Prompt →
Copy the data precisely, keeping every character.

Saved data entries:
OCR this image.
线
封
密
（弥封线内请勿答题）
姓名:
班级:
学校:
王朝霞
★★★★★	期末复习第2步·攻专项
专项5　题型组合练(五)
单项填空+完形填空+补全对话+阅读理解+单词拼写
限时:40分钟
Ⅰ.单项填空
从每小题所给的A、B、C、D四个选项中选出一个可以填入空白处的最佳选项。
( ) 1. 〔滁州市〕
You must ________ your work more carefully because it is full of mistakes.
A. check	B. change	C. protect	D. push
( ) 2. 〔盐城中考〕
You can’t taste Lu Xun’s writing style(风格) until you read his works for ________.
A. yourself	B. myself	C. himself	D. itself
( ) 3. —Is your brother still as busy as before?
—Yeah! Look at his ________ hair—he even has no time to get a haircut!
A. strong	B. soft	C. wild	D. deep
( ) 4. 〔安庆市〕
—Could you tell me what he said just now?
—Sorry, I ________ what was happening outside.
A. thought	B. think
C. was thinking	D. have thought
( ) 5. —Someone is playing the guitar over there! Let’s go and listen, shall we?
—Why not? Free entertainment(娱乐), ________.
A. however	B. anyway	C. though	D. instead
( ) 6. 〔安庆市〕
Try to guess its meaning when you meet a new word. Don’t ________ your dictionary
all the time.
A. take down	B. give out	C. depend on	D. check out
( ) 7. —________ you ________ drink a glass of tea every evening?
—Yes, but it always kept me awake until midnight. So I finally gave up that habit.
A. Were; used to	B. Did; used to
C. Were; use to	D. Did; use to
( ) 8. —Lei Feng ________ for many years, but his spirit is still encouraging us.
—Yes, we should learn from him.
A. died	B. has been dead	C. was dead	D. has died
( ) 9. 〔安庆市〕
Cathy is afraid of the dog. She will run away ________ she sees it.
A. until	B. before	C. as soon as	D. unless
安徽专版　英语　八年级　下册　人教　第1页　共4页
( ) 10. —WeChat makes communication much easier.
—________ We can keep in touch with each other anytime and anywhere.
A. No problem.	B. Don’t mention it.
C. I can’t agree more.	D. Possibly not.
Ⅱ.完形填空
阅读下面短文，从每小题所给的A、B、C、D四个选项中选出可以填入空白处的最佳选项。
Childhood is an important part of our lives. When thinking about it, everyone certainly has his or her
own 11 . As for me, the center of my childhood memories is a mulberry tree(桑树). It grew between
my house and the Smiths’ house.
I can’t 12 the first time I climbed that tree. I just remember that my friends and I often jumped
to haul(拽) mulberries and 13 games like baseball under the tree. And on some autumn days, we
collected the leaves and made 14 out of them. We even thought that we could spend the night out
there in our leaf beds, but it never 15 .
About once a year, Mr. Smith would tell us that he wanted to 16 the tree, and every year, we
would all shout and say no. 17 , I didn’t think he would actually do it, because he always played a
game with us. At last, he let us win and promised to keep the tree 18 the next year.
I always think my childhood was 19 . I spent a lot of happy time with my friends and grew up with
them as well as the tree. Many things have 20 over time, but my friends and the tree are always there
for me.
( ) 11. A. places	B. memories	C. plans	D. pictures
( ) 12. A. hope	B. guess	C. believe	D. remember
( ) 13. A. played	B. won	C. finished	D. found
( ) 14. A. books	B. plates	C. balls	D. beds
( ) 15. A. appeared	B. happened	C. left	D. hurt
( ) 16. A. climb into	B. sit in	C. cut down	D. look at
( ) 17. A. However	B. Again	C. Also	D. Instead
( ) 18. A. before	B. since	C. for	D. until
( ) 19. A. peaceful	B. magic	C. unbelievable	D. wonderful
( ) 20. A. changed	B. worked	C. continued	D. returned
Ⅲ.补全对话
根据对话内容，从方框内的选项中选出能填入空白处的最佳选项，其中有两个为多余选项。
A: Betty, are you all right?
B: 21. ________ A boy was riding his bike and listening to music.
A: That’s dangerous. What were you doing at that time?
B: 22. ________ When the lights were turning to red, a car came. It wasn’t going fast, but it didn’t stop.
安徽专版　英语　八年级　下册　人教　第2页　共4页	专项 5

Result →
OCR this image.
线
封
密
（弥封线内请勿答题）
姓名:
班级:
学校:
王朝霞
★★★★★	期末复习第2步·攻专项
专项5　题型组合练(五)
单项填空+完形填空+补全对话+阅读理解+单词拼写
限时:40分钟
Ⅰ.单项填空
从每小题所给的A、B、C、D四个选项中选出一个可以填入空白处的最佳选项。
( ) 1. 〔滁州市〕
You must ________ your work more carefully because it is full of mistakes.
A. check	B. change	C. protect	D. push
( ) 2. 〔盐城中考〕
You can’t taste Lu Xun’s writing style(风格) until you read his works for ________.
A. yourself	B. myself	C. himself	D. itself
( ) 3. —Is your brother still as busy as before?
—Yeah! Look at his ________ hair—he even has no time to get a haircut!
A. strong	B. soft	C. wild	D. deep
( ) 4. 〔安庆市〕
—Could you tell me what he said just now?
—Sorry, I ________ what was happening outside.
A. thought	B. think
C. was thinking	D. have thought
( ) 5. —Someone is playing the guitar over there! Let’s go and listen, shall we?
—Why not? Free entertainment(娱乐), ________.
A. however	B. anyway	C. though	D. instead
( ) 6. 〔安庆市〕
Try to guess its meaning when you meet a new word. Don’t ________ your dictionary
all the time.
A. take down	B. give out	C. depend on	D. check out
( ) 7. —________ you ________ drink a glass of tea every evening?
—Yes, but it always kept me awake until midnight. So I finally gave up that habit.
A. Were; used to	B. Did; used to
C. Were; use to	D. Did; use to
( ) 8. —Lei Feng ________ for many years, but his spirit is still encouraging us.
—Yes, we should learn from him.
A. died	B. has been dead	C. was dead	D. has died
( ) 9. 〔安庆市〕
Cathy is afraid of the dog. She will run away ________ she sees it.
A. until	B. before	C. as soon as	D. unless
安徽专版　英语　八年级　下册　人教　第1页　共4页
( ) 10. —WeChat makes communication much easier.
—________ We can keep in touch with each other anytime and anywhere.
A. No problem.	B. Don’t mention it.
C. I can’t agree more.	D. Possibly not.
Ⅱ.完形填空
阅读下面短文，从每小题所给的A、B、C、D四个选项中选出可以填入空白处的最佳选项。
Childhood is an important part of our lives. When thinking about it, everyone certainly has his or her
own 11 . As for me, the center of my childhood memories is a mulberry tree(桑树). It grew between
my house and the Smiths’ house.
I can’t 12 the first time I climbed that tree. I just remember that my friends and I often jumped
to haul(拽) mulberries and 13 games like baseball under the tree. And on some autumn days, we
collected the leaves and made 14 out of them. We even thought that we could spend the night out
there in our leaf beds, but it never 15 .
About once a year, Mr. Smith would tell us that he wanted to 16 the tree, and every year, we
would all shout and say no. 17 , I didn’t think he would actually do it, because he always played a
game with us. At last, he let us win and promised to keep the tree 18 the next year.
I always think my childhood was 19 . I spent a lot of happy time with my friends and grew up with
them as well as the tree. Many things have 20 over time, but my friends and the tree are always there
for me.
( ) 11. A. places	B. memories	C. plans	D. pictures
( ) 12. A. hope	B. guess	C. believe	D. remember
( ) 13. A. played	B. won	C. finished	D. found
( ) 14. A. books	B. plates	C. balls	D. beds
( ) 15. A. appeared	B. happened	C. left	D. hurt
( ) 16. A. climb into	B. sit in	C. cut down	D. look at
( ) 17. A. However	B. Again	C. Also	D. Instead
( ) 18. A. before	B. since	C. for	D. until
( ) 19. A. peaceful	B. magic	C. unbelievable	D. wonderful
( ) 20. A. changed	B. worked	C. continued	D. returned
Ⅲ.补全对话
根据对话内容，从方框内的选项中选出能填入空白处的最佳选项，其中有两个为多余选项。
A: Betty, are you all right?
B: 21. ________ A boy was riding his bike and listening to music.
A: That’s dangerous. What were you doing at that time?
B: 22. ________ When the lights were turning to red, a car came. It wasn’t going fast, but it didn’t stop.
安徽专版　英语　八年级　下册　人教　第2页　共4页	专项 5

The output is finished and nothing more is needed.